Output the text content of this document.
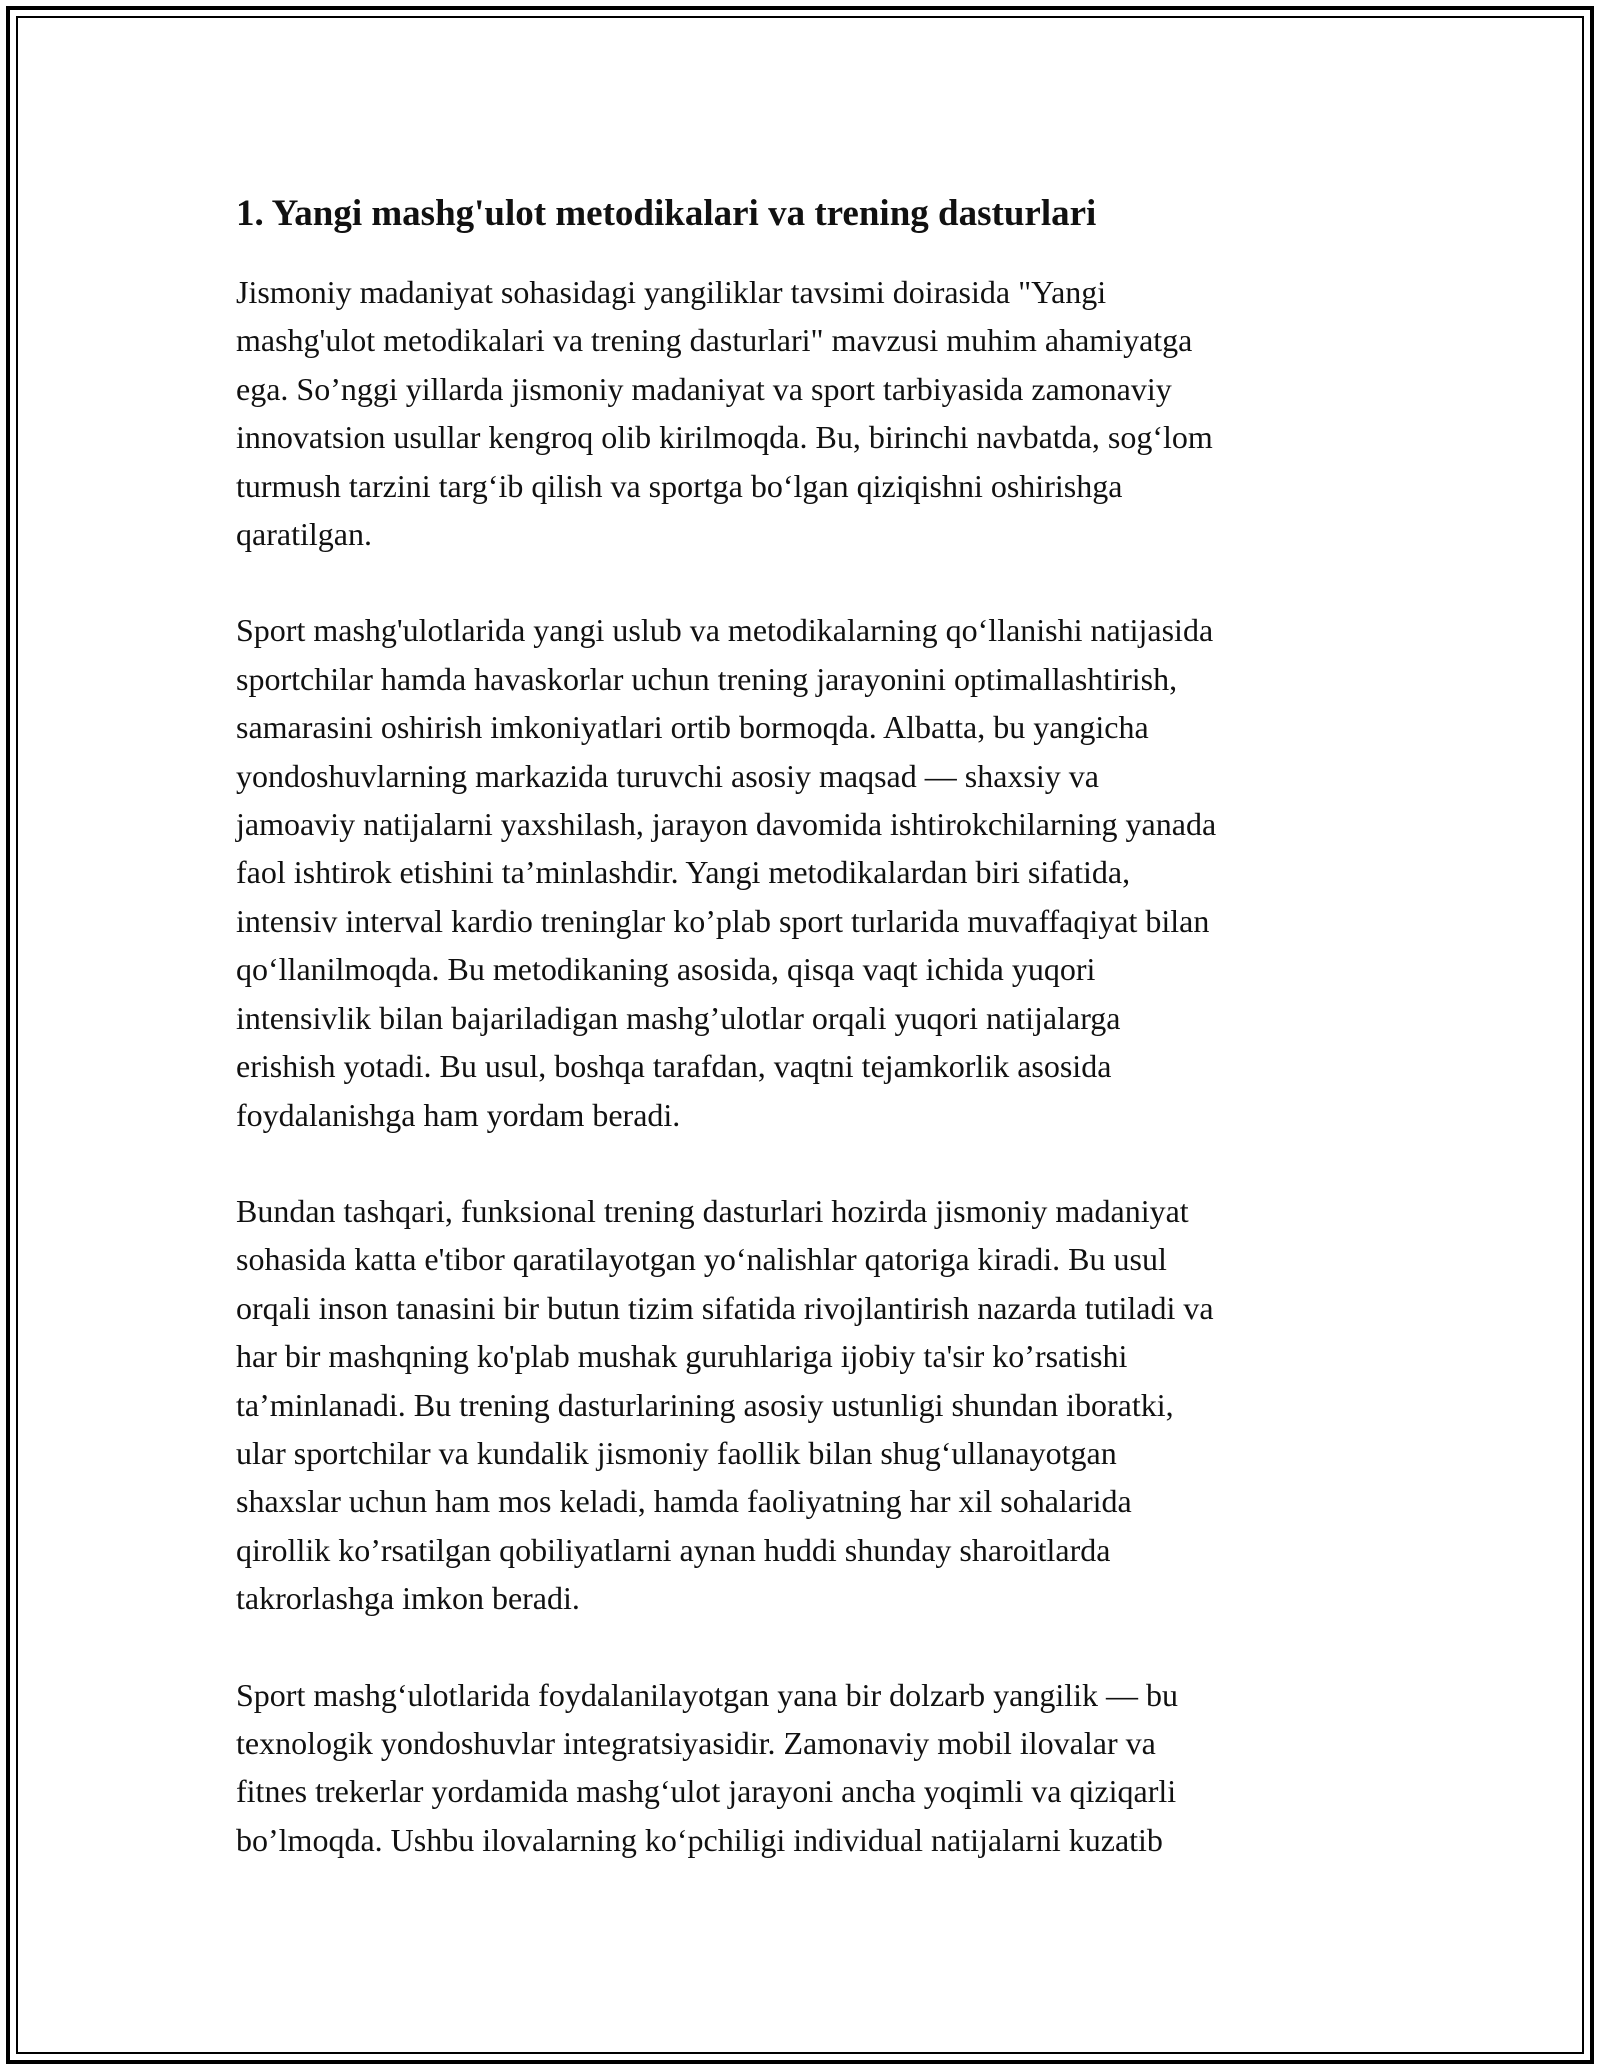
1. Yangi mashg'ulot metodikalari va trening dasturlari

Jismoniy madaniyat sohasidagi yangiliklar tavsimi doirasida "Yangi
mashg'ulot metodikalari va trening dasturlari" mavzusi muhim ahamiyatga
ega. So’nggi yillarda jismoniy madaniyat va sport tarbiyasida zamonaviy
innovatsion usullar kengroq olib kirilmoqda. Bu, birinchi navbatda, sog‘lom
turmush tarzini targ‘ib qilish va sportga bo‘lgan qiziqishni oshirishga
qaratilgan.

Sport mashg'ulotlarida yangi uslub va metodikalarning qo‘llanishi natijasida
sportchilar hamda havaskorlar uchun trening jarayonini optimallashtirish,
samarasini oshirish imkoniyatlari ortib bormoqda. Albatta, bu yangicha
yondoshuvlarning markazida turuvchi asosiy maqsad — shaxsiy va
jamoaviy natijalarni yaxshilash, jarayon davomida ishtirokchilarning yanada
faol ishtirok etishini ta’minlashdir. Yangi metodikalardan biri sifatida,
intensiv interval kardio treninglar ko’plab sport turlarida muvaffaqiyat bilan
qo‘llanilmoqda. Bu metodikaning asosida, qisqa vaqt ichida yuqori
intensivlik bilan bajariladigan mashg’ulotlar orqali yuqori natijalarga
erishish yotadi. Bu usul, boshqa tarafdan, vaqtni tejamkorlik asosida
foydalanishga ham yordam beradi.

Bundan tashqari, funksional trening dasturlari hozirda jismoniy madaniyat
sohasida katta e'tibor qaratilayotgan yo‘nalishlar qatoriga kiradi. Bu usul
orqali inson tanasini bir butun tizim sifatida rivojlantirish nazarda tutiladi va
har bir mashqning ko'plab mushak guruhlariga ijobiy ta'sir ko’rsatishi
ta’minlanadi. Bu trening dasturlarining asosiy ustunligi shundan iboratki,
ular sportchilar va kundalik jismoniy faollik bilan shug‘ullanayotgan
shaxslar uchun ham mos keladi, hamda faoliyatning har xil sohalarida
qirollik ko’rsatilgan qobiliyatlarni aynan huddi shunday sharoitlarda
takrorlashga imkon beradi.

Sport mashg‘ulotlarida foydalanilayotgan yana bir dolzarb yangilik — bu
texnologik yondoshuvlar integratsiyasidir. Zamonaviy mobil ilovalar va
fitnes trekerlar yordamida mashg‘ulot jarayoni ancha yoqimli va qiziqarli
bo’lmoqda. Ushbu ilovalarning ko‘pchiligi individual natijalarni kuzatib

**Task prompt:** Write every entry out again exactly, dropping the pictures.

**Solution below:**
Output the text content of this document.
1. Yangi mashg'ulot metodikalari va trening dasturlari

Jismoniy madaniyat sohasidagi yangiliklar tavsimi doirasida "Yangi
mashg'ulot metodikalari va trening dasturlari" mavzusi muhim ahamiyatga
ega. So’nggi yillarda jismoniy madaniyat va sport tarbiyasida zamonaviy
innovatsion usullar kengroq olib kirilmoqda. Bu, birinchi navbatda, sog‘lom
turmush tarzini targ‘ib qilish va sportga bo‘lgan qiziqishni oshirishga
qaratilgan.

Sport mashg'ulotlarida yangi uslub va metodikalarning qo‘llanishi natijasida
sportchilar hamda havaskorlar uchun trening jarayonini optimallashtirish,
samarasini oshirish imkoniyatlari ortib bormoqda. Albatta, bu yangicha
yondoshuvlarning markazida turuvchi asosiy maqsad — shaxsiy va
jamoaviy natijalarni yaxshilash, jarayon davomida ishtirokchilarning yanada
faol ishtirok etishini ta’minlashdir. Yangi metodikalardan biri sifatida,
intensiv interval kardio treninglar ko’plab sport turlarida muvaffaqiyat bilan
qo‘llanilmoqda. Bu metodikaning asosida, qisqa vaqt ichida yuqori
intensivlik bilan bajariladigan mashg’ulotlar orqali yuqori natijalarga
erishish yotadi. Bu usul, boshqa tarafdan, vaqtni tejamkorlik asosida
foydalanishga ham yordam beradi.

Bundan tashqari, funksional trening dasturlari hozirda jismoniy madaniyat
sohasida katta e'tibor qaratilayotgan yo‘nalishlar qatoriga kiradi. Bu usul
orqali inson tanasini bir butun tizim sifatida rivojlantirish nazarda tutiladi va
har bir mashqning ko'plab mushak guruhlariga ijobiy ta'sir ko’rsatishi
ta’minlanadi. Bu trening dasturlarining asosiy ustunligi shundan iboratki,
ular sportchilar va kundalik jismoniy faollik bilan shug‘ullanayotgan
shaxslar uchun ham mos keladi, hamda faoliyatning har xil sohalarida
qirollik ko’rsatilgan qobiliyatlarni aynan huddi shunday sharoitlarda
takrorlashga imkon beradi.

Sport mashg‘ulotlarida foydalanilayotgan yana bir dolzarb yangilik — bu
texnologik yondoshuvlar integratsiyasidir. Zamonaviy mobil ilovalar va
fitnes trekerlar yordamida mashg‘ulot jarayoni ancha yoqimli va qiziqarli
bo’lmoqda. Ushbu ilovalarning ko‘pchiligi individual natijalarni kuzatib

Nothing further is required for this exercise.